╭─ TASK INPUTS
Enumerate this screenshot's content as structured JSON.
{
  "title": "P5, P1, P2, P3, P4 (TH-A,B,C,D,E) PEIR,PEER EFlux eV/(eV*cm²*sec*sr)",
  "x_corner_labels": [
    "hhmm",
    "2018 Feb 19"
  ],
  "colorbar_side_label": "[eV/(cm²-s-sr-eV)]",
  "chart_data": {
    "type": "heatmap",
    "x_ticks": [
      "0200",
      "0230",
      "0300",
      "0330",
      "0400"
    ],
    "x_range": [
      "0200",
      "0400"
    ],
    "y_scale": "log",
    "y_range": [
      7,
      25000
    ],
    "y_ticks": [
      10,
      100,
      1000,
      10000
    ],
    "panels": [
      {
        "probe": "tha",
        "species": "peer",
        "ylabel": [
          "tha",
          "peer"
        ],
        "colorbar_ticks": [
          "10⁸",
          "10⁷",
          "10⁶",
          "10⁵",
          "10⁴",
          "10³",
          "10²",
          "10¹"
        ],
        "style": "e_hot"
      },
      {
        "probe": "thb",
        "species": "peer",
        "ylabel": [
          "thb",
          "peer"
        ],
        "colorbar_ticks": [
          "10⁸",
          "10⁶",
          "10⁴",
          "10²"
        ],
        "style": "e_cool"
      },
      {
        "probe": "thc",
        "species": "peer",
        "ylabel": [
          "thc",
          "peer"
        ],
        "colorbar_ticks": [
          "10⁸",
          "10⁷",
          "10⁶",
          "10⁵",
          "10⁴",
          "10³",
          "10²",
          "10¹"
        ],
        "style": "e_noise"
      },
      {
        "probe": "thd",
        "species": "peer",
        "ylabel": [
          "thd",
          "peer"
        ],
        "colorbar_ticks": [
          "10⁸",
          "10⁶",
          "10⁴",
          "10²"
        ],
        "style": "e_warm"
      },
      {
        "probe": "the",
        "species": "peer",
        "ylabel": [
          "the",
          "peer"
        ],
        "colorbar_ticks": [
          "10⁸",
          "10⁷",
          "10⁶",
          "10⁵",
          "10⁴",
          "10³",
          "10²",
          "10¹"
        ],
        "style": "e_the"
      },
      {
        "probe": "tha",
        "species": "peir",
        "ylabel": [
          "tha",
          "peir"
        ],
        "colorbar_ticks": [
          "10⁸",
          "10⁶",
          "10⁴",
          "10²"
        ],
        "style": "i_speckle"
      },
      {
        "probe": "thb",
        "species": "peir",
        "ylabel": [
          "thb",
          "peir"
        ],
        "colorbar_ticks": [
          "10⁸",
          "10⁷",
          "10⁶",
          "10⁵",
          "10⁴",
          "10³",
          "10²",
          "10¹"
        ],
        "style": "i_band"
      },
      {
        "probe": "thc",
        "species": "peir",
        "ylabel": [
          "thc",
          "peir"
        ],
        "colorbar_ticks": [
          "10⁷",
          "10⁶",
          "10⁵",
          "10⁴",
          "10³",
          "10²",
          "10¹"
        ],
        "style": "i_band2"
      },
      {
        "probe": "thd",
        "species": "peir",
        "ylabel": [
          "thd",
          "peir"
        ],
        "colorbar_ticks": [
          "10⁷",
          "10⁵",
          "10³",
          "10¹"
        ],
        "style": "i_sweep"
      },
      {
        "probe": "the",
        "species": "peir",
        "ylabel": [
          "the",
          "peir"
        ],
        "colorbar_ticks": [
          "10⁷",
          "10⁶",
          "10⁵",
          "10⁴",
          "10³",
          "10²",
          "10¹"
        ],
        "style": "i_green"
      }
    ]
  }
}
╰─
» **WHAT IS NEEDED**
The entries above must be returned in full, exactly as shown.

» **RESULT FOR THIS EXERCISE**
Enumerate this screenshot's content as structured JSON.
{
  "title": "P5, P1, P2, P3, P4 (TH-A,B,C,D,E) PEIR,PEER EFlux eV/(eV*cm²*sec*sr)",
  "x_corner_labels": [
    "hhmm",
    "2018 Feb 19"
  ],
  "colorbar_side_label": "[eV/(cm²-s-sr-eV)]",
  "chart_data": {
    "type": "heatmap",
    "x_ticks": [
      "0200",
      "0230",
      "0300",
      "0330",
      "0400"
    ],
    "x_range": [
      "0200",
      "0400"
    ],
    "y_scale": "log",
    "y_range": [
      7,
      25000
    ],
    "y_ticks": [
      10,
      100,
      1000,
      10000
    ],
    "panels": [
      {
        "probe": "tha",
        "species": "peer",
        "ylabel": [
          "tha",
          "peer"
        ],
        "colorbar_ticks": [
          "10⁸",
          "10⁷",
          "10⁶",
          "10⁵",
          "10⁴",
          "10³",
          "10²",
          "10¹"
        ],
        "style": "e_hot"
      },
      {
        "probe": "thb",
        "species": "peer",
        "ylabel": [
          "thb",
          "peer"
        ],
        "colorbar_ticks": [
          "10⁸",
          "10⁶",
          "10⁴",
          "10²"
        ],
        "style": "e_cool"
      },
      {
        "probe": "thc",
        "species": "peer",
        "ylabel": [
          "thc",
          "peer"
        ],
        "colorbar_ticks": [
          "10⁸",
          "10⁷",
          "10⁶",
          "10⁵",
          "10⁴",
          "10³",
          "10²",
          "10¹"
        ],
        "style": "e_noise"
      },
      {
        "probe": "thd",
        "species": "peer",
        "ylabel": [
          "thd",
          "peer"
        ],
        "colorbar_ticks": [
          "10⁸",
          "10⁶",
          "10⁴",
          "10²"
        ],
        "style": "e_warm"
      },
      {
        "probe": "the",
        "species": "peer",
        "ylabel": [
          "the",
          "peer"
        ],
        "colorbar_ticks": [
          "10⁸",
          "10⁷",
          "10⁶",
          "10⁵",
          "10⁴",
          "10³",
          "10²",
          "10¹"
        ],
        "style": "e_the"
      },
      {
        "probe": "tha",
        "species": "peir",
        "ylabel": [
          "tha",
          "peir"
        ],
        "colorbar_ticks": [
          "10⁸",
          "10⁶",
          "10⁴",
          "10²"
        ],
        "style": "i_speckle"
      },
      {
        "probe": "thb",
        "species": "peir",
        "ylabel": [
          "thb",
          "peir"
        ],
        "colorbar_ticks": [
          "10⁸",
          "10⁷",
          "10⁶",
          "10⁵",
          "10⁴",
          "10³",
          "10²",
          "10¹"
        ],
        "style": "i_band"
      },
      {
        "probe": "thc",
        "species": "peir",
        "ylabel": [
          "thc",
          "peir"
        ],
        "colorbar_ticks": [
          "10⁷",
          "10⁶",
          "10⁵",
          "10⁴",
          "10³",
          "10²",
          "10¹"
        ],
        "style": "i_band2"
      },
      {
        "probe": "thd",
        "species": "peir",
        "ylabel": [
          "thd",
          "peir"
        ],
        "colorbar_ticks": [
          "10⁷",
          "10⁵",
          "10³",
          "10¹"
        ],
        "style": "i_sweep"
      },
      {
        "probe": "the",
        "species": "peir",
        "ylabel": [
          "the",
          "peir"
        ],
        "colorbar_ticks": [
          "10⁷",
          "10⁶",
          "10⁵",
          "10⁴",
          "10³",
          "10²",
          "10¹"
        ],
        "style": "i_green"
      }
    ]
  }
}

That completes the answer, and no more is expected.